Directive: Repeat the records exactly. Every line must match.

Material shown:

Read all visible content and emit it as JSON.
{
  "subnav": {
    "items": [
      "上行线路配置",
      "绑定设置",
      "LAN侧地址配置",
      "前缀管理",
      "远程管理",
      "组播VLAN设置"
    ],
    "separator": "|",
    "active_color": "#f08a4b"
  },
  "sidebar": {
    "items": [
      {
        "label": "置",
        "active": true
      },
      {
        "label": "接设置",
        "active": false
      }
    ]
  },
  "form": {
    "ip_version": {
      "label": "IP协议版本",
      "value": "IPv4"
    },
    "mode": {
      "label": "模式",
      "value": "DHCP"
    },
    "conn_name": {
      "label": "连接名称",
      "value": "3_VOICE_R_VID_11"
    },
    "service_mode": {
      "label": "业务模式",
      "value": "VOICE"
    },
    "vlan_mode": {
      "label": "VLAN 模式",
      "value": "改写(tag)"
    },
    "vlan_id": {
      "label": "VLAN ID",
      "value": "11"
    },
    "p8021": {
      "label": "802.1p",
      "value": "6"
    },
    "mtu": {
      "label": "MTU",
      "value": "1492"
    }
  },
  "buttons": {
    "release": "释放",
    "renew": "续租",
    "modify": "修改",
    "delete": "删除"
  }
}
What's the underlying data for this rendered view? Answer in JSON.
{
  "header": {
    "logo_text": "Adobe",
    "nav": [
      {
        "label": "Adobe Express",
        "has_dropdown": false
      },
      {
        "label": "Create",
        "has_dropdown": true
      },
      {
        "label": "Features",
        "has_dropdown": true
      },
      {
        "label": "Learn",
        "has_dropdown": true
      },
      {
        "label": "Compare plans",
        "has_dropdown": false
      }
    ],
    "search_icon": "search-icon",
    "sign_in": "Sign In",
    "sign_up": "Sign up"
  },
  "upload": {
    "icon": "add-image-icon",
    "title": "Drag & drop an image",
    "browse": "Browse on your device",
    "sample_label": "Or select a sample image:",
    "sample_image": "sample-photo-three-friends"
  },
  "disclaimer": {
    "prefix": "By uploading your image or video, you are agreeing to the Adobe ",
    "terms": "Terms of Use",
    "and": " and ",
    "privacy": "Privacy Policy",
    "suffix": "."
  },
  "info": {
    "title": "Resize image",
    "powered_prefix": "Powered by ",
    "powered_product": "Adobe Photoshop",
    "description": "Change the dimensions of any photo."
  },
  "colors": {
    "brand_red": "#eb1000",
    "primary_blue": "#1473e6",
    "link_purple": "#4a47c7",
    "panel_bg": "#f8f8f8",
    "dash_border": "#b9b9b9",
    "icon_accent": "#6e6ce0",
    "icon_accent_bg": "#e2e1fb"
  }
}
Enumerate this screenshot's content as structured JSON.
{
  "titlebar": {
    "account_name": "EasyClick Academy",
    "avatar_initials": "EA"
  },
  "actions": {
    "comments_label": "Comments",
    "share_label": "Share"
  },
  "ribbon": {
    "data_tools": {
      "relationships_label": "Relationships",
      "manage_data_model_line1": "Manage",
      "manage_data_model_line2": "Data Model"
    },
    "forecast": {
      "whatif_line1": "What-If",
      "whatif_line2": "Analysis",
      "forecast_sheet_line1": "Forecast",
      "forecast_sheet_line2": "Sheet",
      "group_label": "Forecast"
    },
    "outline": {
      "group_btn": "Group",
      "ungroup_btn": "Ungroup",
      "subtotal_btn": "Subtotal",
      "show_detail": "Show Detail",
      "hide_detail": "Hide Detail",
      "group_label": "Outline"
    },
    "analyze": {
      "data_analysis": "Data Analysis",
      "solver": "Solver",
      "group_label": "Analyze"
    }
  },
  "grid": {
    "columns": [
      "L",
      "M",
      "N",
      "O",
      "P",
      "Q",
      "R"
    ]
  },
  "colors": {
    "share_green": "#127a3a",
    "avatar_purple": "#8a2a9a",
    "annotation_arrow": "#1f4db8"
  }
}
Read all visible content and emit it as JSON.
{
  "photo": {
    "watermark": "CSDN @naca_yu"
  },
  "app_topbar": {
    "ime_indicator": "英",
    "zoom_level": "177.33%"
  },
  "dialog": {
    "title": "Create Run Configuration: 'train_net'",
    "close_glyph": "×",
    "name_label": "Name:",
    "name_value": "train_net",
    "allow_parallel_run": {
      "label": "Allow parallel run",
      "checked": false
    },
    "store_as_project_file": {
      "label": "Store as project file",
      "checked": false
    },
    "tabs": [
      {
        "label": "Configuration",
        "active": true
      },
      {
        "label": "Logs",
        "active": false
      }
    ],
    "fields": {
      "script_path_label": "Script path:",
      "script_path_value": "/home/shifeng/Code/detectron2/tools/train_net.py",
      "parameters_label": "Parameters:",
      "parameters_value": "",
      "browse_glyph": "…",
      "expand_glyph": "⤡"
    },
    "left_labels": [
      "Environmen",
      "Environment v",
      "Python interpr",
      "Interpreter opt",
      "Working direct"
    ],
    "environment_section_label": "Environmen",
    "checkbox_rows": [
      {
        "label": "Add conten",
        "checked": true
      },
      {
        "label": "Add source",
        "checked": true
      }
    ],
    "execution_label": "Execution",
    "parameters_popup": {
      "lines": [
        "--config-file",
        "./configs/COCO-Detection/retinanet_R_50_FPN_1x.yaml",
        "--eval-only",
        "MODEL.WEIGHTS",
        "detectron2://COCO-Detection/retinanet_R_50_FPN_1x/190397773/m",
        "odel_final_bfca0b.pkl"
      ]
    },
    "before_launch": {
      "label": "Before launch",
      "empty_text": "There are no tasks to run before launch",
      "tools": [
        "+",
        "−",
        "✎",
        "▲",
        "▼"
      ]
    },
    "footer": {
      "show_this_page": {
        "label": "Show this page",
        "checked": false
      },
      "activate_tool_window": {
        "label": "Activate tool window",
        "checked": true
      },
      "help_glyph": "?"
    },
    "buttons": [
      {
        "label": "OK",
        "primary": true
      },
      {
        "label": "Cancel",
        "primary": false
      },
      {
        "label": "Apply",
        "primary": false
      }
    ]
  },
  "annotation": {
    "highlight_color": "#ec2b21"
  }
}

Task response:
Read all visible content and emit it as JSON.
{
  "subnav": {
    "items": [
      "上行线路配置",
      "绑定设置",
      "LAN侧地址配置",
      "前缀管理",
      "远程管理",
      "组播VLAN设置"
    ],
    "separator": "|",
    "active_color": "#f08a4b"
  },
  "sidebar": {
    "items": [
      {
        "label": "置",
        "active": true
      },
      {
        "label": "接设置",
        "active": false
      }
    ]
  },
  "form": {
    "ip_version": {
      "label": "IP协议版本",
      "value": "IPv4"
    },
    "mode": {
      "label": "模式",
      "value": "DHCP"
    },
    "conn_name": {
      "label": "连接名称",
      "value": "3_VOICE_R_VID_11"
    },
    "service_mode": {
      "label": "业务模式",
      "value": "VOICE"
    },
    "vlan_mode": {
      "label": "VLAN 模式",
      "value": "改写(tag)"
    },
    "vlan_id": {
      "label": "VLAN ID",
      "value": "11"
    },
    "p8021": {
      "label": "802.1p",
      "value": "6"
    },
    "mtu": {
      "label": "MTU",
      "value": "1492"
    }
  },
  "buttons": {
    "release": "释放",
    "renew": "续租",
    "modify": "修改",
    "delete": "删除"
  }
}
What's the underlying data for this rendered view? Answer in JSON.
{
  "header": {
    "logo_text": "Adobe",
    "nav": [
      {
        "label": "Adobe Express",
        "has_dropdown": false
      },
      {
        "label": "Create",
        "has_dropdown": true
      },
      {
        "label": "Features",
        "has_dropdown": true
      },
      {
        "label": "Learn",
        "has_dropdown": true
      },
      {
        "label": "Compare plans",
        "has_dropdown": false
      }
    ],
    "search_icon": "search-icon",
    "sign_in": "Sign In",
    "sign_up": "Sign up"
  },
  "upload": {
    "icon": "add-image-icon",
    "title": "Drag & drop an image",
    "browse": "Browse on your device",
    "sample_label": "Or select a sample image:",
    "sample_image": "sample-photo-three-friends"
  },
  "disclaimer": {
    "prefix": "By uploading your image or video, you are agreeing to the Adobe ",
    "terms": "Terms of Use",
    "and": " and ",
    "privacy": "Privacy Policy",
    "suffix": "."
  },
  "info": {
    "title": "Resize image",
    "powered_prefix": "Powered by ",
    "powered_product": "Adobe Photoshop",
    "description": "Change the dimensions of any photo."
  },
  "colors": {
    "brand_red": "#eb1000",
    "primary_blue": "#1473e6",
    "link_purple": "#4a47c7",
    "panel_bg": "#f8f8f8",
    "dash_border": "#b9b9b9",
    "icon_accent": "#6e6ce0",
    "icon_accent_bg": "#e2e1fb"
  }
}
Enumerate this screenshot's content as structured JSON.
{
  "titlebar": {
    "account_name": "EasyClick Academy",
    "avatar_initials": "EA"
  },
  "actions": {
    "comments_label": "Comments",
    "share_label": "Share"
  },
  "ribbon": {
    "data_tools": {
      "relationships_label": "Relationships",
      "manage_data_model_line1": "Manage",
      "manage_data_model_line2": "Data Model"
    },
    "forecast": {
      "whatif_line1": "What-If",
      "whatif_line2": "Analysis",
      "forecast_sheet_line1": "Forecast",
      "forecast_sheet_line2": "Sheet",
      "group_label": "Forecast"
    },
    "outline": {
      "group_btn": "Group",
      "ungroup_btn": "Ungroup",
      "subtotal_btn": "Subtotal",
      "show_detail": "Show Detail",
      "hide_detail": "Hide Detail",
      "group_label": "Outline"
    },
    "analyze": {
      "data_analysis": "Data Analysis",
      "solver": "Solver",
      "group_label": "Analyze"
    }
  },
  "grid": {
    "columns": [
      "L",
      "M",
      "N",
      "O",
      "P",
      "Q",
      "R"
    ]
  },
  "colors": {
    "share_green": "#127a3a",
    "avatar_purple": "#8a2a9a",
    "annotation_arrow": "#1f4db8"
  }
}
Read all visible content and emit it as JSON.
{
  "photo": {
    "watermark": "CSDN @naca_yu"
  },
  "app_topbar": {
    "ime_indicator": "英",
    "zoom_level": "177.33%"
  },
  "dialog": {
    "title": "Create Run Configuration: 'train_net'",
    "close_glyph": "×",
    "name_label": "Name:",
    "name_value": "train_net",
    "allow_parallel_run": {
      "label": "Allow parallel run",
      "checked": false
    },
    "store_as_project_file": {
      "label": "Store as project file",
      "checked": false
    },
    "tabs": [
      {
        "label": "Configuration",
        "active": true
      },
      {
        "label": "Logs",
        "active": false
      }
    ],
    "fields": {
      "script_path_label": "Script path:",
      "script_path_value": "/home/shifeng/Code/detectron2/tools/train_net.py",
      "parameters_label": "Parameters:",
      "parameters_value": "",
      "browse_glyph": "…",
      "expand_glyph": "⤡"
    },
    "left_labels": [
      "Environmen",
      "Environment v",
      "Python interpr",
      "Interpreter opt",
      "Working direct"
    ],
    "environment_section_label": "Environmen",
    "checkbox_rows": [
      {
        "label": "Add conten",
        "checked": true
      },
      {
        "label": "Add source",
        "checked": true
      }
    ],
    "execution_label": "Execution",
    "parameters_popup": {
      "lines": [
        "--config-file",
        "./configs/COCO-Detection/retinanet_R_50_FPN_1x.yaml",
        "--eval-only",
        "MODEL.WEIGHTS",
        "detectron2://COCO-Detection/retinanet_R_50_FPN_1x/190397773/m",
        "odel_final_bfca0b.pkl"
      ]
    },
    "before_launch": {
      "label": "Before launch",
      "empty_text": "There are no tasks to run before launch",
      "tools": [
        "+",
        "−",
        "✎",
        "▲",
        "▼"
      ]
    },
    "footer": {
      "show_this_page": {
        "label": "Show this page",
        "checked": false
      },
      "activate_tool_window": {
        "label": "Activate tool window",
        "checked": true
      },
      "help_glyph": "?"
    },
    "buttons": [
      {
        "label": "OK",
        "primary": true
      },
      {
        "label": "Cancel",
        "primary": false
      },
      {
        "label": "Apply",
        "primary": false
      }
    ]
  },
  "annotation": {
    "highlight_color": "#ec2b21"
  }
}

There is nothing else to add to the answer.